* [STATED GOAL]: With the images removed, repeat the data below exactly.

Figure data in JSON:
________________

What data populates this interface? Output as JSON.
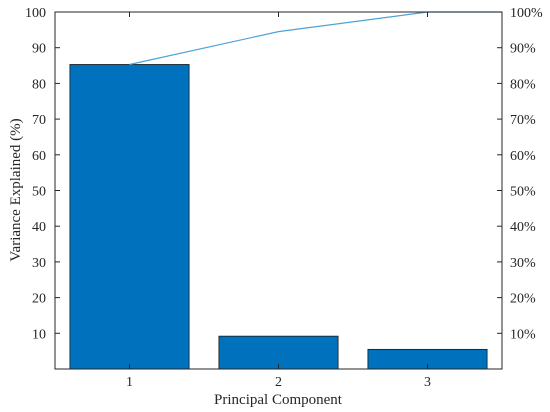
{
  "chart_data": {
    "type": "bar",
    "categories": [
      "1",
      "2",
      "3"
    ],
    "values": [
      85.3,
      9.2,
      5.5
    ],
    "cumulative": [
      85.3,
      94.5,
      100
    ],
    "xlabel": "Principal Component",
    "ylabel": "Variance Explained (%)",
    "ylim": [
      0,
      100
    ],
    "y2lim": [
      0,
      100
    ],
    "yticks": [
      10,
      20,
      30,
      40,
      50,
      60,
      70,
      80,
      90,
      100
    ],
    "y2ticks": [
      "10%",
      "20%",
      "30%",
      "40%",
      "50%",
      "60%",
      "70%",
      "80%",
      "90%",
      "100%"
    ],
    "grid": false,
    "bar_color": "#0072BD",
    "line_color": "#4DA3D6"
  }
}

________________

* [SOLVED PROBLEM]:
What data populates this interface? Output as JSON.
{
  "chart_data": {
    "type": "bar",
    "categories": [
      "1",
      "2",
      "3"
    ],
    "values": [
      85.3,
      9.2,
      5.5
    ],
    "cumulative": [
      85.3,
      94.5,
      100
    ],
    "xlabel": "Principal Component",
    "ylabel": "Variance Explained (%)",
    "ylim": [
      0,
      100
    ],
    "y2lim": [
      0,
      100
    ],
    "yticks": [
      10,
      20,
      30,
      40,
      50,
      60,
      70,
      80,
      90,
      100
    ],
    "y2ticks": [
      "10%",
      "20%",
      "30%",
      "40%",
      "50%",
      "60%",
      "70%",
      "80%",
      "90%",
      "100%"
    ],
    "grid": false,
    "bar_color": "#0072BD",
    "line_color": "#4DA3D6"
  }
}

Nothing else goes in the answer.